[STATED GOAL] Collect each line containing "weplay".

[Data records]
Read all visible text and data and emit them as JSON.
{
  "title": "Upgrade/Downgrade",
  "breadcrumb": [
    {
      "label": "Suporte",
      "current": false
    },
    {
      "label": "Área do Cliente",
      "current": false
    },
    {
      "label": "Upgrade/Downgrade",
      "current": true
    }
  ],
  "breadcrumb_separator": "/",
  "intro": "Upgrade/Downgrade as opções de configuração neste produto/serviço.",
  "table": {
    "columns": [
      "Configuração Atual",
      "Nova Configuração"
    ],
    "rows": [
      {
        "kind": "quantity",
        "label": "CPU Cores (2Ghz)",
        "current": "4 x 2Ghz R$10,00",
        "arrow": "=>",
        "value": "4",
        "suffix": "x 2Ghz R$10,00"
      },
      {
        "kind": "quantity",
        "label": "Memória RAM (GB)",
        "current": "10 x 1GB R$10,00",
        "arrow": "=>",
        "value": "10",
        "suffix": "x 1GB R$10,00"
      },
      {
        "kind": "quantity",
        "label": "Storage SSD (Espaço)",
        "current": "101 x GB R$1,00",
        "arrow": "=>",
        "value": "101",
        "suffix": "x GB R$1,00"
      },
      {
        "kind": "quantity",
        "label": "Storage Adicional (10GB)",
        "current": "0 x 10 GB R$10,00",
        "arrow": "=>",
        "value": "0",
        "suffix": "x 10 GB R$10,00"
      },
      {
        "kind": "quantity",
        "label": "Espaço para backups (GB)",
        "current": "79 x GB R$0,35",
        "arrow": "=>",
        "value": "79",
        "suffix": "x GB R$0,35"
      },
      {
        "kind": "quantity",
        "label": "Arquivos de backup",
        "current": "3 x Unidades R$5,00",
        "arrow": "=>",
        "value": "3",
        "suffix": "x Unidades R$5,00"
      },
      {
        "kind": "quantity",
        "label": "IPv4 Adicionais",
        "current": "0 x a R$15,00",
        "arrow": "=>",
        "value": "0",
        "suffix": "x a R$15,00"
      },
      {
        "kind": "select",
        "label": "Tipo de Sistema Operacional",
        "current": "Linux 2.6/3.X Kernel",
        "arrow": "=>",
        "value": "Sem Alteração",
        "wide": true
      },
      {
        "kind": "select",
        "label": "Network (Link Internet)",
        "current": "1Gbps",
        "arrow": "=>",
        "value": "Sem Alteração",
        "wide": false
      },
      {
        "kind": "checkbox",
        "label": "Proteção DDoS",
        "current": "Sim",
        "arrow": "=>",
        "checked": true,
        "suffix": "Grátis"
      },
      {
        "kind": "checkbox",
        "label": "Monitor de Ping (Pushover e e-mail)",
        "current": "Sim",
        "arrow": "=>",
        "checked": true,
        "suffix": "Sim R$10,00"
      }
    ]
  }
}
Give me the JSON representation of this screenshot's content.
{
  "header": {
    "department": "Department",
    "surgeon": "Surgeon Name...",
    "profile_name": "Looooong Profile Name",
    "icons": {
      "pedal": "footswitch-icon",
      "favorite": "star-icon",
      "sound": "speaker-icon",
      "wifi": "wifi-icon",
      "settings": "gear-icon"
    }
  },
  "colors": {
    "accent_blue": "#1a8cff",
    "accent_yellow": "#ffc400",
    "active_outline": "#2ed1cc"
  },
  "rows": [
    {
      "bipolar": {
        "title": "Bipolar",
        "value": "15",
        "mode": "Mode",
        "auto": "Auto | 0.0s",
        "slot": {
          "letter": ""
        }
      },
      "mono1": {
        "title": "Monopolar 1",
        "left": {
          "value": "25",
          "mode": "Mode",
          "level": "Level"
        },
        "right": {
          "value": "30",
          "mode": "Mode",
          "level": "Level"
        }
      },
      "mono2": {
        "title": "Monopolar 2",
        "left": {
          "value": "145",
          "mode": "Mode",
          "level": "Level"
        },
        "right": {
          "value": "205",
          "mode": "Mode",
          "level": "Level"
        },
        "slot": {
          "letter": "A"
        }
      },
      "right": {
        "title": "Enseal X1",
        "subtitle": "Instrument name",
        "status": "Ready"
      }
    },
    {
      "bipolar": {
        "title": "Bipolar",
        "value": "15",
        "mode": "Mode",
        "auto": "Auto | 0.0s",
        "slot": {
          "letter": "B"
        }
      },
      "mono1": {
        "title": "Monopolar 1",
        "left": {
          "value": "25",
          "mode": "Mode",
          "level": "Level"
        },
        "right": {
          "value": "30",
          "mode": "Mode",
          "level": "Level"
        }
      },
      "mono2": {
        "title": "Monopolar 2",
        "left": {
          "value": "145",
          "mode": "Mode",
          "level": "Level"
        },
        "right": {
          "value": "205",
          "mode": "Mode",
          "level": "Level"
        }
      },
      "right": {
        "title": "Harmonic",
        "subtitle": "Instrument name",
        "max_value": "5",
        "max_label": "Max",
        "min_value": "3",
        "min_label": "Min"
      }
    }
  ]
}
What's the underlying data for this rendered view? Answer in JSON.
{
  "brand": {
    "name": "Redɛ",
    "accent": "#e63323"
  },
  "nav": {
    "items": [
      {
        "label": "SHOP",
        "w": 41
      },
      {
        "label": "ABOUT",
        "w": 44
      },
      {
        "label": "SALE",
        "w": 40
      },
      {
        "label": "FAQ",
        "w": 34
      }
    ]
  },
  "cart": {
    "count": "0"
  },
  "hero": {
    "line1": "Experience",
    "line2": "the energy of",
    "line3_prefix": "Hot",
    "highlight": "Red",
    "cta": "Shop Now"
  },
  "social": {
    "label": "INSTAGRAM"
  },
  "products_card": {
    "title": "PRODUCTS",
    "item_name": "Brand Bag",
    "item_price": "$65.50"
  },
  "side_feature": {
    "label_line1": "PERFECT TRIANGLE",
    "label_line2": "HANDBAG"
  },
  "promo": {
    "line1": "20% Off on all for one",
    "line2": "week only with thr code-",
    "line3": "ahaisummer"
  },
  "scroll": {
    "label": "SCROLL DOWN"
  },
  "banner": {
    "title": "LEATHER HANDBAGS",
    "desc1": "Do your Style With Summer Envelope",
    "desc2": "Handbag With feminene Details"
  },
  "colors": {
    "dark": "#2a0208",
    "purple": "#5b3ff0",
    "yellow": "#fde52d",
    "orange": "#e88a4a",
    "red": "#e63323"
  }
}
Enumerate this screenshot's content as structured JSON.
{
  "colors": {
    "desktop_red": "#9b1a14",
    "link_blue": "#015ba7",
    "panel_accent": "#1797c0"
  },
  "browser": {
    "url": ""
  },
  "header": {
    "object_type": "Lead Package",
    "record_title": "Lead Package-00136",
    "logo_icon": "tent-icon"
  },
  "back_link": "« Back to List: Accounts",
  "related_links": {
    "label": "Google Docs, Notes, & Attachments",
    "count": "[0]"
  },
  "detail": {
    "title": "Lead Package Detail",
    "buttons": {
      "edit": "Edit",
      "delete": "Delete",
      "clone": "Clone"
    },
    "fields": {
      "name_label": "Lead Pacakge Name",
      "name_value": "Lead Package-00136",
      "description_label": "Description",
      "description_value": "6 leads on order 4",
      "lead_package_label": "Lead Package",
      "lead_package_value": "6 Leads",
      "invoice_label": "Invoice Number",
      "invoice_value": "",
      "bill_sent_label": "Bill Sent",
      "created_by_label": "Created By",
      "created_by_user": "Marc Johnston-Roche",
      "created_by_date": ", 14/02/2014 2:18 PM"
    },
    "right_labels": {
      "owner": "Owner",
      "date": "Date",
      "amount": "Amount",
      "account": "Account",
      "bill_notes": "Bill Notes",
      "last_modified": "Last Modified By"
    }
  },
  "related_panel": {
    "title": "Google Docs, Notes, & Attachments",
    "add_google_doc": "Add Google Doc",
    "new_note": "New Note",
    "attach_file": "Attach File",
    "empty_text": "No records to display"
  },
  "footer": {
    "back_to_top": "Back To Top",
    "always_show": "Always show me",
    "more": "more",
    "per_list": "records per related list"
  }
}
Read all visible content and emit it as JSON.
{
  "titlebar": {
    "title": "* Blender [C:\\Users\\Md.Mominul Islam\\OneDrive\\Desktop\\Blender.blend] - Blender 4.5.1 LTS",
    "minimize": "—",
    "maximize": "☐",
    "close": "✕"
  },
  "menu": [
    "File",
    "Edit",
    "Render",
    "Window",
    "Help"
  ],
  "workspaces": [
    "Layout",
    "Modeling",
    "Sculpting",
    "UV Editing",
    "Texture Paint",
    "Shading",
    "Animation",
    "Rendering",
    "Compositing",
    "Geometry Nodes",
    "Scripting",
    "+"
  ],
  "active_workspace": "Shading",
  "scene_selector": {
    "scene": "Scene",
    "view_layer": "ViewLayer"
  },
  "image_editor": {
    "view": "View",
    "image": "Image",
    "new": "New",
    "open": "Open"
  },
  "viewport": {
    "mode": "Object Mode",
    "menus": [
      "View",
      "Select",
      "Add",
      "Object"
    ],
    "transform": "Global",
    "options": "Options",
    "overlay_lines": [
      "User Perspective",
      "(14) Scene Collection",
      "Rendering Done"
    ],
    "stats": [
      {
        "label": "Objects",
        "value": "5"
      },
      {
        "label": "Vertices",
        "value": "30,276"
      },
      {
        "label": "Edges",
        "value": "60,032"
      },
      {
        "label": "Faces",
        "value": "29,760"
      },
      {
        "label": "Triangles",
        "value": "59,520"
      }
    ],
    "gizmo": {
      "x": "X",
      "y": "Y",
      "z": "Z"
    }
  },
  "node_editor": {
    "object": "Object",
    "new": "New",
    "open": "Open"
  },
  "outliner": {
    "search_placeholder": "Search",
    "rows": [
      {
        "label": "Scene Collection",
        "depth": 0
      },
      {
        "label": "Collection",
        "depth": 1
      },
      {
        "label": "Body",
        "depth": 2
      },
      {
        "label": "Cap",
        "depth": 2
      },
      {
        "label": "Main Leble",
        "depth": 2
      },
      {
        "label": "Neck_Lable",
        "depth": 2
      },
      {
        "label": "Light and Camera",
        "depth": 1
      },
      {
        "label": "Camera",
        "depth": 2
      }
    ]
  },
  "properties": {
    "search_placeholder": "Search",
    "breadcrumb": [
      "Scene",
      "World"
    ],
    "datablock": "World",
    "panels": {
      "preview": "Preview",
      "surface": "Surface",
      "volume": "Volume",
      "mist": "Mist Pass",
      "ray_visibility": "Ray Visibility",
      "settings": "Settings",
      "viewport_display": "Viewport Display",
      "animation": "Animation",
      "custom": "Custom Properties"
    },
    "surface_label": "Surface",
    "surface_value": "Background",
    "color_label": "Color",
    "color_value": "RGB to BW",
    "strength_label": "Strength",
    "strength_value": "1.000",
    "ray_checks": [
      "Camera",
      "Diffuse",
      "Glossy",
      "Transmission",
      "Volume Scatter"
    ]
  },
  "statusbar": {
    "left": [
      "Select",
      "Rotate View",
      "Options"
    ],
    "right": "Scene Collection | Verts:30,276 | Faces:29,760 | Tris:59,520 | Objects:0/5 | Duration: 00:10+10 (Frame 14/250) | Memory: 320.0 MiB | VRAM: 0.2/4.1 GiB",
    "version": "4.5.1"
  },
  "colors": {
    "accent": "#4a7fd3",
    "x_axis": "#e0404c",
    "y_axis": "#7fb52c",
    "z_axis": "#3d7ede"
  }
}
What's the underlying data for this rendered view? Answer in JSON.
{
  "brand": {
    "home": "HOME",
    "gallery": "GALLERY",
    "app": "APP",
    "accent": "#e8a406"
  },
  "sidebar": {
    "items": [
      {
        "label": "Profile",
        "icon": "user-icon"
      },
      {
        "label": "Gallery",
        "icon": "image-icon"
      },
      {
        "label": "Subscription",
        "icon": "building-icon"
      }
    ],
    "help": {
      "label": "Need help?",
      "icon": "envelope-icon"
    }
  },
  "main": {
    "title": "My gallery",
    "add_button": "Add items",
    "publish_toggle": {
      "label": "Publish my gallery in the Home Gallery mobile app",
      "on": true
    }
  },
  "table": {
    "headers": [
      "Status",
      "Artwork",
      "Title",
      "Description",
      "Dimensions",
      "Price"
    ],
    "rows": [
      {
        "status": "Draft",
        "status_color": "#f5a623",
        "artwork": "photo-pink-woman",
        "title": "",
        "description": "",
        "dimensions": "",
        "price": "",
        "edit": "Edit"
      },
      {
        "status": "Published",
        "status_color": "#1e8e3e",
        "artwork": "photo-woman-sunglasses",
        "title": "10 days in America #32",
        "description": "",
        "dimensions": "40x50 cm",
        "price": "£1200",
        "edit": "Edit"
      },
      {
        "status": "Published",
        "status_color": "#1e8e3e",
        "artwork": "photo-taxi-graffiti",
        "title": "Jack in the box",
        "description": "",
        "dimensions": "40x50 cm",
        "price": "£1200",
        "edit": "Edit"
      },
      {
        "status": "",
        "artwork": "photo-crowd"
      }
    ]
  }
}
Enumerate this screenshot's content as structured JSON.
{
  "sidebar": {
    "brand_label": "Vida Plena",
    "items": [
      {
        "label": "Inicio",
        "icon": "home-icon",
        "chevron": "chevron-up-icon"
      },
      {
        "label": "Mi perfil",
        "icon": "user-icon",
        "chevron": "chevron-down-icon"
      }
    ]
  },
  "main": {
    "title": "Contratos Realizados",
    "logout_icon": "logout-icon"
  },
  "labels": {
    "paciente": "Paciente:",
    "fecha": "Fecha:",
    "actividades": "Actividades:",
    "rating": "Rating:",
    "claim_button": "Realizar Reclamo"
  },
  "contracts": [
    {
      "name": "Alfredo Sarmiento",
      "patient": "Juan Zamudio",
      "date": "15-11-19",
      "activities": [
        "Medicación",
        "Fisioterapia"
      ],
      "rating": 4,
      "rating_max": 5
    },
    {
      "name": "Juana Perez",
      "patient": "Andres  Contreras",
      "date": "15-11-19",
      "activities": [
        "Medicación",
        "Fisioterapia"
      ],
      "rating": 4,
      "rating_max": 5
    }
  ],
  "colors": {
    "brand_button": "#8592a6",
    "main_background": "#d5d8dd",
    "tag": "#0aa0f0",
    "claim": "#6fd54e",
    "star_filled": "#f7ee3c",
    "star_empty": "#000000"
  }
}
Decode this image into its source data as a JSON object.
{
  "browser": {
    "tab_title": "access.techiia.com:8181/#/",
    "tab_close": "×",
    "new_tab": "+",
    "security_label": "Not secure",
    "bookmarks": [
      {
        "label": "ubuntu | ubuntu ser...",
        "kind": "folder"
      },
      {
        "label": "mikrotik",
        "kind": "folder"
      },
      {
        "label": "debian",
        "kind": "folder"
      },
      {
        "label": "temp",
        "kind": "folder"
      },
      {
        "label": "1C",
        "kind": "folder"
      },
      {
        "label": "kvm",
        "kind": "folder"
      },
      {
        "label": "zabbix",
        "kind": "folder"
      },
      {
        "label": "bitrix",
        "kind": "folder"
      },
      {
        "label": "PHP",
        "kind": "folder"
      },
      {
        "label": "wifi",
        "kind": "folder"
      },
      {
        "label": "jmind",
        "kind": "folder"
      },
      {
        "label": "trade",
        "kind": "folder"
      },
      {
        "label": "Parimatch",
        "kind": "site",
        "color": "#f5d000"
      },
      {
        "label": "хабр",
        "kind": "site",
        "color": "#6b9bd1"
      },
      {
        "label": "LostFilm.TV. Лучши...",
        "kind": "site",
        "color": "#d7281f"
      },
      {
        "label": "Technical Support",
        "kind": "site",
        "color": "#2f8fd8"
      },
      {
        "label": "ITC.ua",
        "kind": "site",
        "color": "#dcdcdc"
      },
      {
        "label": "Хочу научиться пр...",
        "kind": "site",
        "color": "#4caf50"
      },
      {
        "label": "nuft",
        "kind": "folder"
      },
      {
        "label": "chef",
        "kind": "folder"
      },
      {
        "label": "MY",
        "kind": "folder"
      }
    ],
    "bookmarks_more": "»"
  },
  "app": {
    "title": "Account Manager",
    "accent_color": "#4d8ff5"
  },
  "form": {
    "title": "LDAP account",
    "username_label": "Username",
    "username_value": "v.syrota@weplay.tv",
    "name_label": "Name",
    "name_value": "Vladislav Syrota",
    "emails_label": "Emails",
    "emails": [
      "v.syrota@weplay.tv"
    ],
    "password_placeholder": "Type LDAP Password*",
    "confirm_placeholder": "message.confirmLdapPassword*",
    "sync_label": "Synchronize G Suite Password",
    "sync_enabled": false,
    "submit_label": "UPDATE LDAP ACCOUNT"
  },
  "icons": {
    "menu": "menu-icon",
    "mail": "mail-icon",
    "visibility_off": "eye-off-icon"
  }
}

[RESPONSE]
    "username_value": "v.syrota@weplay.tv",
      "v.syrota@weplay.tv"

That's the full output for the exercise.